▶ _WHAT YOU SHOULD DO_
Once the pictures are set aside, transcribe the remaining data exactly.

[START OF INPUT RECORDS]

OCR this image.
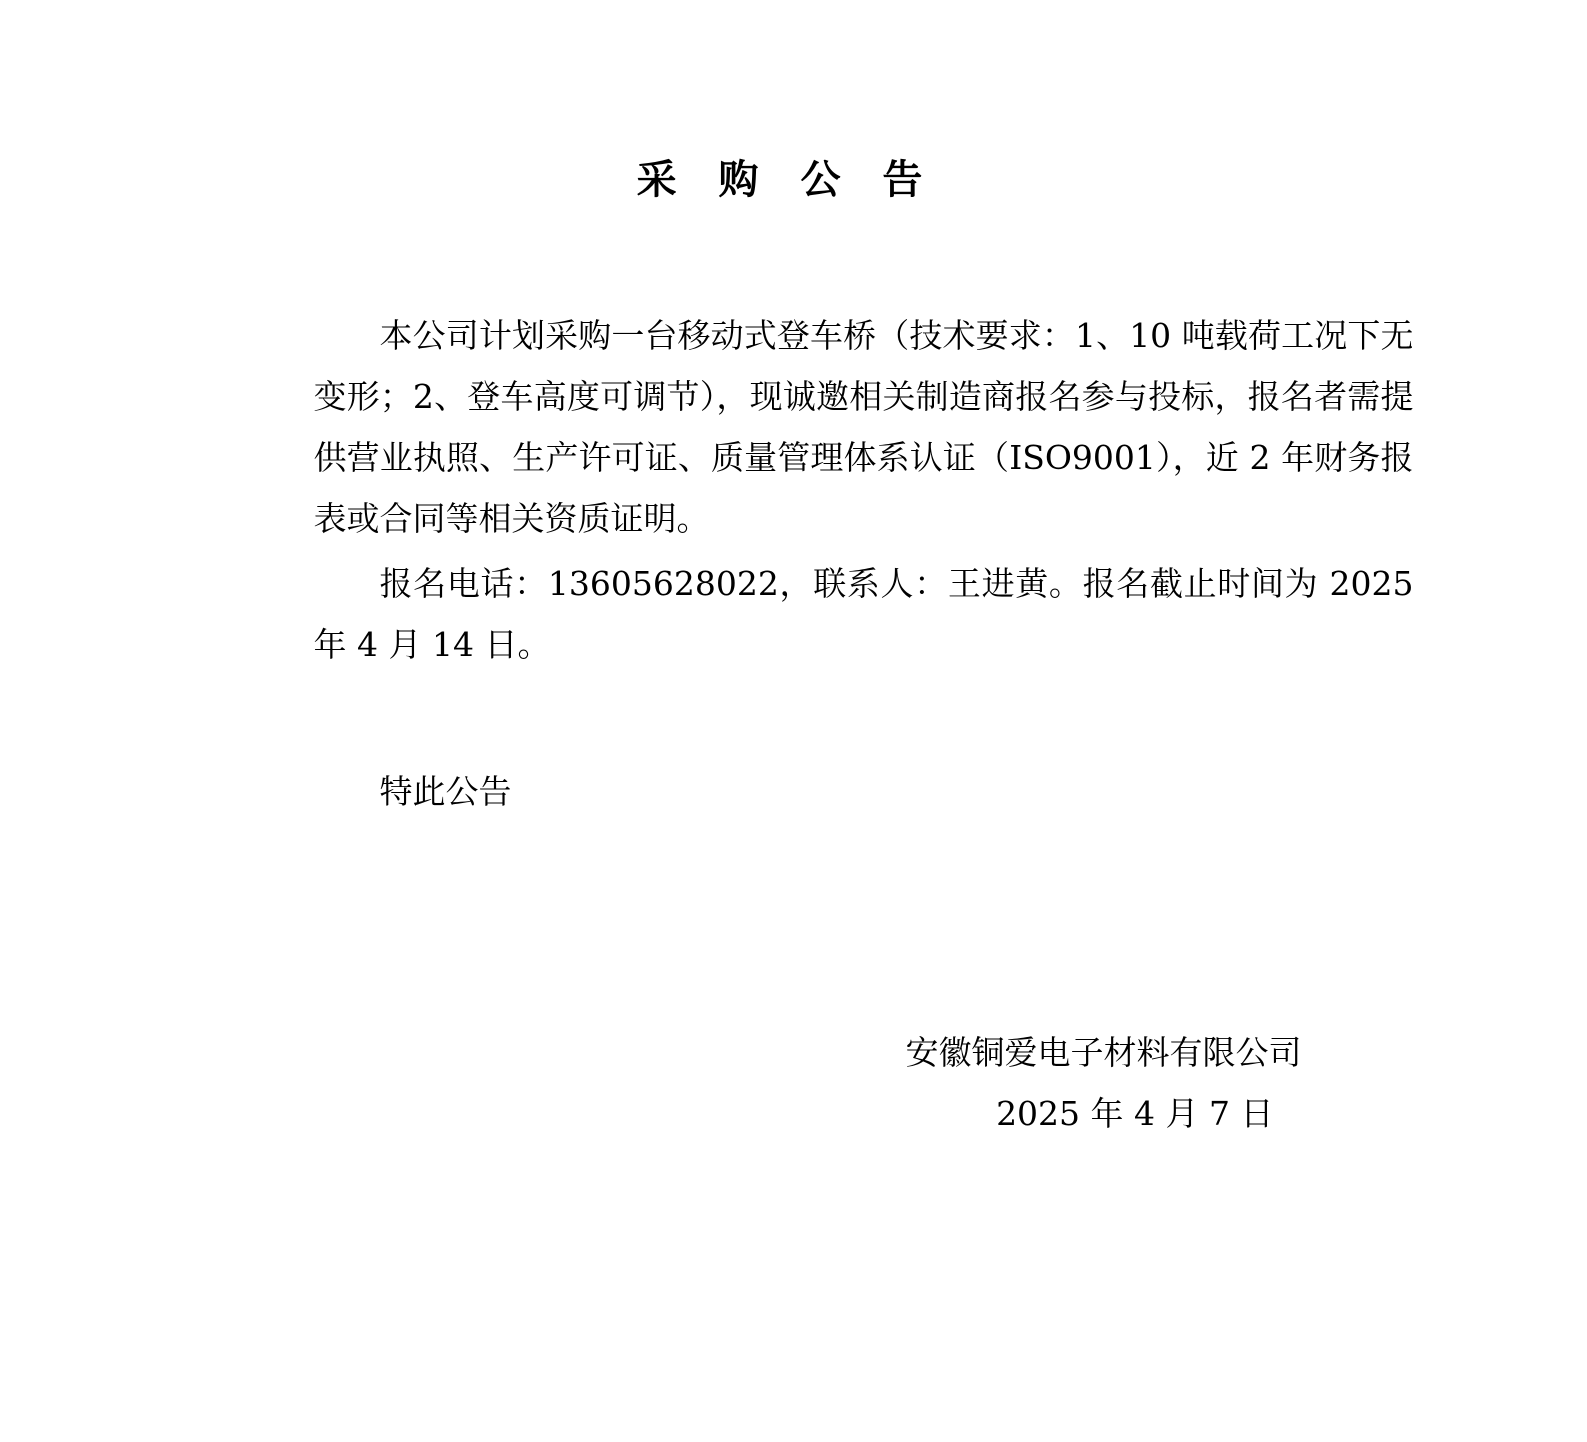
采 购 公 告

本公司计划采购一台移动式登车桥（技术要求：1、10 吨载荷工况下无变形；2、登车高度可调节），现诚邀相关制造商报名参与投标，报名者需提供营业执照、生产许可证、质量管理体系认证（ISO9001），近 2 年财务报表或合同等相关资质证明。

报名电话：13605628022，联系人：王进黄。报名截止时间为 2025 年 4 月 14 日。

特此公告

安徽铜爱电子材料有限公司
2025 年 4 月 7 日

[END OF INPUT RECORDS]

▶ _COMPLETED EXERCISE_
OCR this image.
采 购 公 告

本公司计划采购一台移动式登车桥（技术要求：1、10 吨载荷工况下无变形；2、登车高度可调节），现诚邀相关制造商报名参与投标，报名者需提供营业执照、生产许可证、质量管理体系认证（ISO9001），近 2 年财务报表或合同等相关资质证明。

报名电话：13605628022，联系人：王进黄。报名截止时间为 2025 年 4 月 14 日。

特此公告

安徽铜爱电子材料有限公司
2025 年 4 月 7 日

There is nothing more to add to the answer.